**Problèmes et tâches**
• 1. Modifiez la partie des enregistrements qui va de leur début jusqu'à la ligne contenant « curve-symbol: I (734, 440, 741, 465) » incluse, en remplaçant « questions » par « exercises » sans rien changer d'autre. Ne rendez que ces lignes.
• 2. Reprenez l'extrait sur les retraites et prolongez-le à partir de sa dernière phrase.

== Extrait du document

1. La droite, les riches et le patronat n’ont jamais admis le principe des retraites universelles, gérées publiquement selon un principe égalitaire. Et ce qui est révélateur, dans leur vocabulaire, c’est qu’elles nomment « charges » ce que les progressistes et la gauche nomment cotisations, lesquelles couvrent les soins de santé, la retraite ou les périodes de chômage. Pour eux, ces sommes représentent une diminution intolérable de leurs profits, diminution à laquelle il faut remédier, en supprimant ces « charges ».

2. La droite, les riches et le patronat se rendent néanmoins compte que l’énorme majorité des gens aspirent à la retraite et sont prêts à cotiser pour cela. Mais, dès lors qu’ils sont bien obligés d’admettre le principe de la retraite, ce qui leur est de nouveau intolérable est que l’argent des cotisations aille directement aux retraités et échappe à leur rapacité. Or, les sommes en jeu sont considérables (310 milliards par an) et les fonds de pension, banques, assurances et autres aigrefins voudraient bien mettre la main sur ce pactole pour spéculer à leur profit. [Ce qui conduit souvent au désastre : retraités ruinés de Maxwell, d’Enron et des pays d’Amérique du Sud, souvent obligés de travailler sur leurs vieux jours].

====
== Données de l'exercice

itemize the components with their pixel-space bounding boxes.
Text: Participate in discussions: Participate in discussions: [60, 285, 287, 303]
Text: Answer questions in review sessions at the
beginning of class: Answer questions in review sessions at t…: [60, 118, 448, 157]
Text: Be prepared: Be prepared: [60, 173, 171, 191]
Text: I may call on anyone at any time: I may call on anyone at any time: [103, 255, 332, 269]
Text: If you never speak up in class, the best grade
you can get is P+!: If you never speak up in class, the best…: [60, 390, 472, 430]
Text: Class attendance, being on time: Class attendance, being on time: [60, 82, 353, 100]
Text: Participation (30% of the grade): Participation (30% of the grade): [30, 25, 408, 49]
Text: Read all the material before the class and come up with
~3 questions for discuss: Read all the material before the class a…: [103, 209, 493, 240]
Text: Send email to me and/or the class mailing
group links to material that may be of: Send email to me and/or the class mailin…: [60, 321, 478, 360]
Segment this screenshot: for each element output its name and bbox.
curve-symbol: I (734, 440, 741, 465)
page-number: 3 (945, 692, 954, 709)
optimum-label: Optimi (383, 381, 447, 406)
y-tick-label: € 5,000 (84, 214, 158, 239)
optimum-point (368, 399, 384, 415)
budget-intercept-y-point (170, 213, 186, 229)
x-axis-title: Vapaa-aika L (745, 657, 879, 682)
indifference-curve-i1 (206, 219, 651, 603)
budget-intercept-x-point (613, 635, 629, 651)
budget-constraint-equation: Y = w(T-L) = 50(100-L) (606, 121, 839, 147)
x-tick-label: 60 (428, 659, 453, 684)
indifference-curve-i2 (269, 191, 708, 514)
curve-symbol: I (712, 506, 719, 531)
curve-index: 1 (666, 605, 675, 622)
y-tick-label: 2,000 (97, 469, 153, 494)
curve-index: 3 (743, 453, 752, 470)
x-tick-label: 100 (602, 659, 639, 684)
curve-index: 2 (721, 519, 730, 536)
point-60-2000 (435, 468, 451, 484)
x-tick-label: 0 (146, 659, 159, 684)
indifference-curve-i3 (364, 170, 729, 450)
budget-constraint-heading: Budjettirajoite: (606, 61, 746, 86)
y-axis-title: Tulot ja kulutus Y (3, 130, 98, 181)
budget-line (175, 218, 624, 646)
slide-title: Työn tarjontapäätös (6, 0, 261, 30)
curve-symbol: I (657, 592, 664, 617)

====

**Résultats par tâche**
• 1.
itemize the components with their pixel-space bounding boxes.
Text: Participate in discussions: Participate in discussions: [60, 285, 287, 303]
Text: Answer exercises in review sessions at the
beginning of class: Answer exercises in review sessions at t…: [60, 118, 448, 157]
Text: Be prepared: Be prepared: [60, 173, 171, 191]
Text: I may call on anyone at any time: I may call on anyone at any time: [103, 255, 332, 269]
Text: If you never speak up in class, the best grade
you can get is P+!: If you never speak up in class, the best…: [60, 390, 472, 430]
Text: Class attendance, being on time: Class attendance, being on time: [60, 82, 353, 100]
Text: Participation (30% of the grade): Participation (30% of the grade): [30, 25, 408, 49]
Text: Read all the material before the class and come up with
~3 exercises for discuss: Read all the material before the class a…: [103, 209, 493, 240]
Text: Send email to me and/or the class mailing
group links to material that may be of: Send email to me and/or the class mailin…: [60, 321, 478, 360]
Segment this screenshot: for each element output its name and bbox.
curve-symbol: I (734, 440, 741, 465)

• 2.
3. Le but de la droite, des riches et du patronat est donc d’abolir les retraites publiques, collectives, et reposant en partie sur la solidarité, et de les remplacer par des fonds de pension, système individualiste, de type assurantiel. Pour ce faire, plutôt que de décréter brutalement la suppression des retraites héritées de la Libération, les forces de droite s’ingénient à dégrader le niveau des retraites en diminuant le montant des pensions, en retardant l’âge du départ en retraite et en exigeant davantage d’années de cotisation. Par exemple : prise en compte des 25 meilleures années au lieu des 10 meilleures, allongement de la durée de cotisation, retard de l’âge légal de la retraite, déconnexion de l’indexation des retraites sur les salaires et indexation sur l’inflation, décote et surcote, encouragement à la capitalisation par incitations fiscales, etc. Le but est de réduire les pensions à un niveau tel que les gens se tournent d’eux-mêmes vers la capitalisation.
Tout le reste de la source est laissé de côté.